▶ **Directions for this task**: Copy out the whole listing exactly as written, leaving the pictures behind.

------ Record set

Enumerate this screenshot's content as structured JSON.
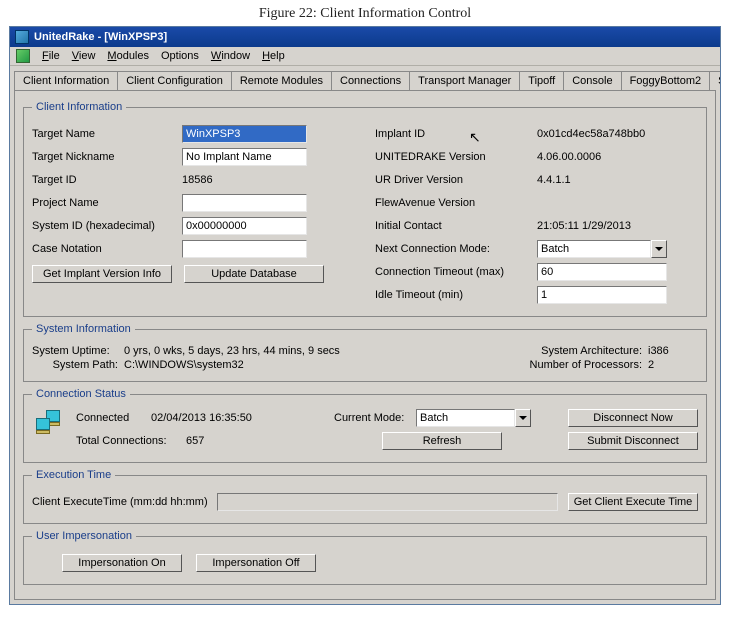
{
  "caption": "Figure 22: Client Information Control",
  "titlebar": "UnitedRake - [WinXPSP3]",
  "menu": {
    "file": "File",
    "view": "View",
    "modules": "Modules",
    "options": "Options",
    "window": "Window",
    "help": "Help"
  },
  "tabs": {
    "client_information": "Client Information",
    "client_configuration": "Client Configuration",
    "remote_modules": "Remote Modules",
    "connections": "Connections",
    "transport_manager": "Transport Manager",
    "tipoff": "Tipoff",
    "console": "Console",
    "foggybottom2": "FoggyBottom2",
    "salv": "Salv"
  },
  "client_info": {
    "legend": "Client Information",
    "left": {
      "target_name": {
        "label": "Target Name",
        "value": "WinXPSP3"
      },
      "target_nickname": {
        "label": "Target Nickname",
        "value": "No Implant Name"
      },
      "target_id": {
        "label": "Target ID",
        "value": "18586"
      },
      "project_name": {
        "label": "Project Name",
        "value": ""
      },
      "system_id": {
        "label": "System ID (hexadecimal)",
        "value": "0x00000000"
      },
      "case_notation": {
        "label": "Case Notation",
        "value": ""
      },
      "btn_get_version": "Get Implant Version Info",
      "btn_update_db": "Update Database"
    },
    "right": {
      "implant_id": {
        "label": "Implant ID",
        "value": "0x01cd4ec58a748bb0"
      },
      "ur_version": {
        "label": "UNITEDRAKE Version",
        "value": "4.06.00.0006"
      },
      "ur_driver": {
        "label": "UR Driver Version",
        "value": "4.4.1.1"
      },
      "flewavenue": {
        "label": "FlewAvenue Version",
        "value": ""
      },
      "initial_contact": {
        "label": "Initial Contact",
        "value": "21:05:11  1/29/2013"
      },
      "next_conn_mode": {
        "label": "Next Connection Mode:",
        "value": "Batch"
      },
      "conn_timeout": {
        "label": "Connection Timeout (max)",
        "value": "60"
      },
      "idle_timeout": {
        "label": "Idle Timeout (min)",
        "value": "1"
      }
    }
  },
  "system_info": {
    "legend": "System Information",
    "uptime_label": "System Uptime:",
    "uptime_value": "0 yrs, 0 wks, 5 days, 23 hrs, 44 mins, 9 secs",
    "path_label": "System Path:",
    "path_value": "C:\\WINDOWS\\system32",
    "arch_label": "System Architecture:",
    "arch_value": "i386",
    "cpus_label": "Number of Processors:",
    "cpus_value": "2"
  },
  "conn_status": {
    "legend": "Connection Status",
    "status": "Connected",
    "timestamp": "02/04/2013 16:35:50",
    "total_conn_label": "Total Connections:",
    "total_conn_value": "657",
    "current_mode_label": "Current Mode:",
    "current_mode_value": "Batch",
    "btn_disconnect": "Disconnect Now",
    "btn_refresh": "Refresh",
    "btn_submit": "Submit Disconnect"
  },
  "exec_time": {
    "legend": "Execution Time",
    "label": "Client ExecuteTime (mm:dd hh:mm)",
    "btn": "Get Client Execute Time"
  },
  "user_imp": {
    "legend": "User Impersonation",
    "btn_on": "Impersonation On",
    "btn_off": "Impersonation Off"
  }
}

------------

▶ **Finished task**:
Enumerate this screenshot's content as structured JSON.
{
  "caption": "Figure 22: Client Information Control",
  "titlebar": "UnitedRake - [WinXPSP3]",
  "menu": {
    "file": "File",
    "view": "View",
    "modules": "Modules",
    "options": "Options",
    "window": "Window",
    "help": "Help"
  },
  "tabs": {
    "client_information": "Client Information",
    "client_configuration": "Client Configuration",
    "remote_modules": "Remote Modules",
    "connections": "Connections",
    "transport_manager": "Transport Manager",
    "tipoff": "Tipoff",
    "console": "Console",
    "foggybottom2": "FoggyBottom2",
    "salv": "Salv"
  },
  "client_info": {
    "legend": "Client Information",
    "left": {
      "target_name": {
        "label": "Target Name",
        "value": "WinXPSP3"
      },
      "target_nickname": {
        "label": "Target Nickname",
        "value": "No Implant Name"
      },
      "target_id": {
        "label": "Target ID",
        "value": "18586"
      },
      "project_name": {
        "label": "Project Name",
        "value": ""
      },
      "system_id": {
        "label": "System ID (hexadecimal)",
        "value": "0x00000000"
      },
      "case_notation": {
        "label": "Case Notation",
        "value": ""
      },
      "btn_get_version": "Get Implant Version Info",
      "btn_update_db": "Update Database"
    },
    "right": {
      "implant_id": {
        "label": "Implant ID",
        "value": "0x01cd4ec58a748bb0"
      },
      "ur_version": {
        "label": "UNITEDRAKE Version",
        "value": "4.06.00.0006"
      },
      "ur_driver": {
        "label": "UR Driver Version",
        "value": "4.4.1.1"
      },
      "flewavenue": {
        "label": "FlewAvenue Version",
        "value": ""
      },
      "initial_contact": {
        "label": "Initial Contact",
        "value": "21:05:11  1/29/2013"
      },
      "next_conn_mode": {
        "label": "Next Connection Mode:",
        "value": "Batch"
      },
      "conn_timeout": {
        "label": "Connection Timeout (max)",
        "value": "60"
      },
      "idle_timeout": {
        "label": "Idle Timeout (min)",
        "value": "1"
      }
    }
  },
  "system_info": {
    "legend": "System Information",
    "uptime_label": "System Uptime:",
    "uptime_value": "0 yrs, 0 wks, 5 days, 23 hrs, 44 mins, 9 secs",
    "path_label": "System Path:",
    "path_value": "C:\\WINDOWS\\system32",
    "arch_label": "System Architecture:",
    "arch_value": "i386",
    "cpus_label": "Number of Processors:",
    "cpus_value": "2"
  },
  "conn_status": {
    "legend": "Connection Status",
    "status": "Connected",
    "timestamp": "02/04/2013 16:35:50",
    "total_conn_label": "Total Connections:",
    "total_conn_value": "657",
    "current_mode_label": "Current Mode:",
    "current_mode_value": "Batch",
    "btn_disconnect": "Disconnect Now",
    "btn_refresh": "Refresh",
    "btn_submit": "Submit Disconnect"
  },
  "exec_time": {
    "legend": "Execution Time",
    "label": "Client ExecuteTime (mm:dd hh:mm)",
    "btn": "Get Client Execute Time"
  },
  "user_imp": {
    "legend": "User Impersonation",
    "btn_on": "Impersonation On",
    "btn_off": "Impersonation Off"
  }
}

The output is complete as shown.